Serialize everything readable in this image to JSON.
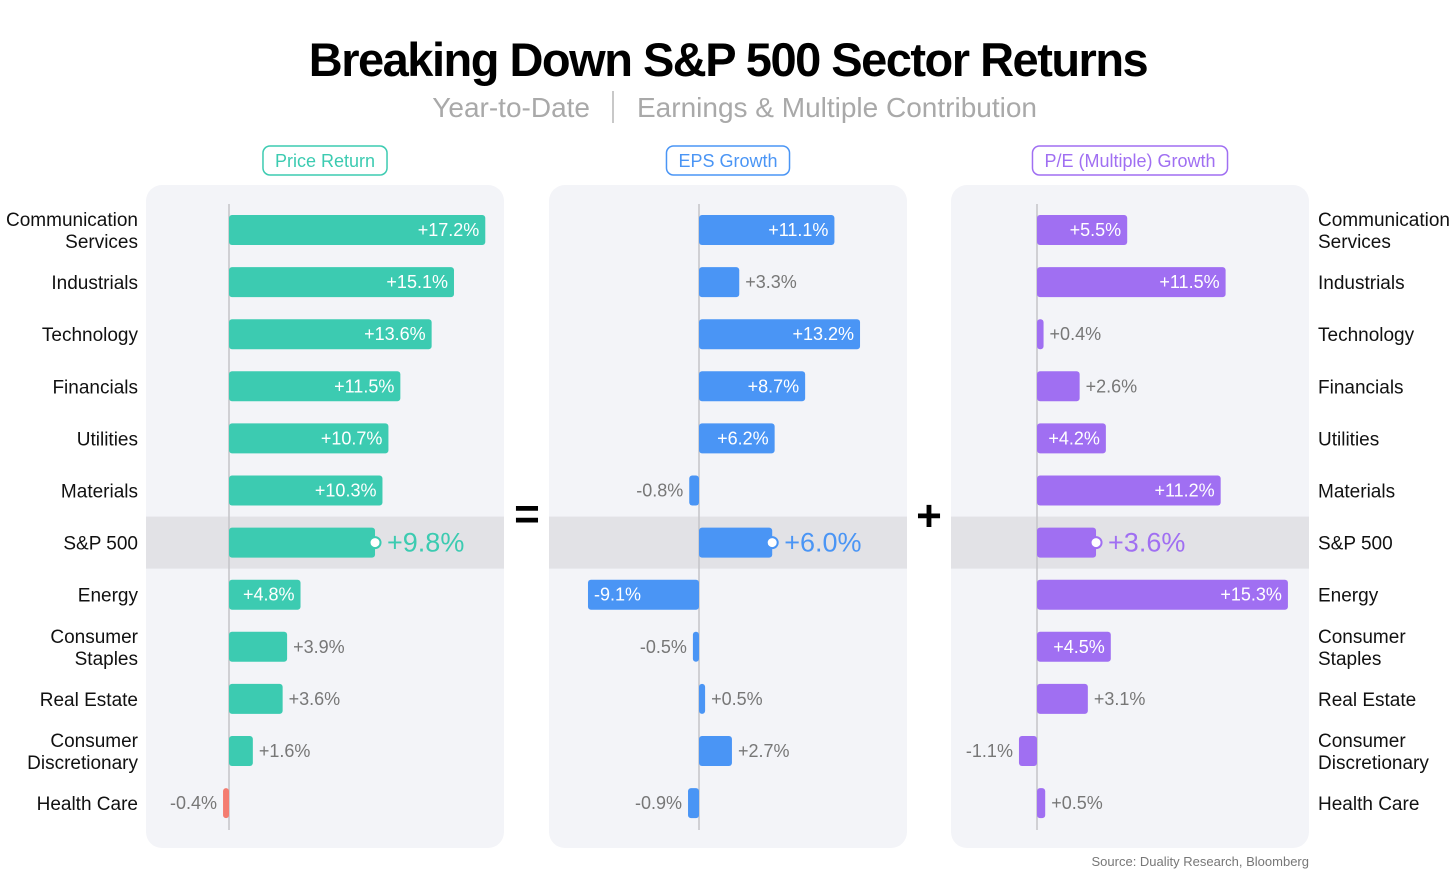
{
  "chart_data": {
    "type": "bar",
    "title": "Breaking Down S&P 500 Sector Returns",
    "subtitle_left": "Year-to-Date",
    "subtitle_right": "Earnings & Multiple Contribution",
    "operators": [
      "=",
      "+"
    ],
    "source": "Source: Duality Research, Bloomberg",
    "categories": [
      "Communication Services",
      "Industrials",
      "Technology",
      "Financials",
      "Utilities",
      "Materials",
      "S&P 500",
      "Energy",
      "Consumer Staples",
      "Real Estate",
      "Consumer Discretionary",
      "Health Care"
    ],
    "highlight_category": "S&P 500",
    "series": [
      {
        "name": "Price Return",
        "color": "#3ccbb1",
        "negative_color": "#f47c70",
        "values": [
          17.2,
          15.1,
          13.6,
          11.5,
          10.7,
          10.3,
          9.8,
          4.8,
          3.9,
          3.6,
          1.6,
          -0.4
        ],
        "labels": [
          "+17.2%",
          "+15.1%",
          "+13.6%",
          "+11.5%",
          "+10.7%",
          "+10.3%",
          "+9.8%",
          "+4.8%",
          "+3.9%",
          "+3.6%",
          "+1.6%",
          "-0.4%"
        ]
      },
      {
        "name": "EPS Growth",
        "color": "#4a95f5",
        "negative_color": "#4a95f5",
        "values": [
          11.1,
          3.3,
          13.2,
          8.7,
          6.2,
          -0.8,
          6.0,
          -9.1,
          -0.5,
          0.5,
          2.7,
          -0.9
        ],
        "labels": [
          "+11.1%",
          "+3.3%",
          "+13.2%",
          "+8.7%",
          "+6.2%",
          "-0.8%",
          "+6.0%",
          "-9.1%",
          "-0.5%",
          "+0.5%",
          "+2.7%",
          "-0.9%"
        ]
      },
      {
        "name": "P/E (Multiple) Growth",
        "color": "#a06ff2",
        "negative_color": "#a06ff2",
        "values": [
          5.5,
          11.5,
          0.4,
          2.6,
          4.2,
          11.2,
          3.6,
          15.3,
          4.5,
          3.1,
          -1.1,
          0.5
        ],
        "labels": [
          "+5.5%",
          "+11.5%",
          "+0.4%",
          "+2.6%",
          "+4.2%",
          "+11.2%",
          "+3.6%",
          "+15.3%",
          "+4.5%",
          "+3.1%",
          "-1.1%",
          "+0.5%"
        ]
      }
    ]
  }
}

○ ○ ○ ○

• Your objective:
Find the lines above that contain the word "Consumer" and collect them.

• Exercise result:
      "Consumer Staples",
      "Consumer Discretionary",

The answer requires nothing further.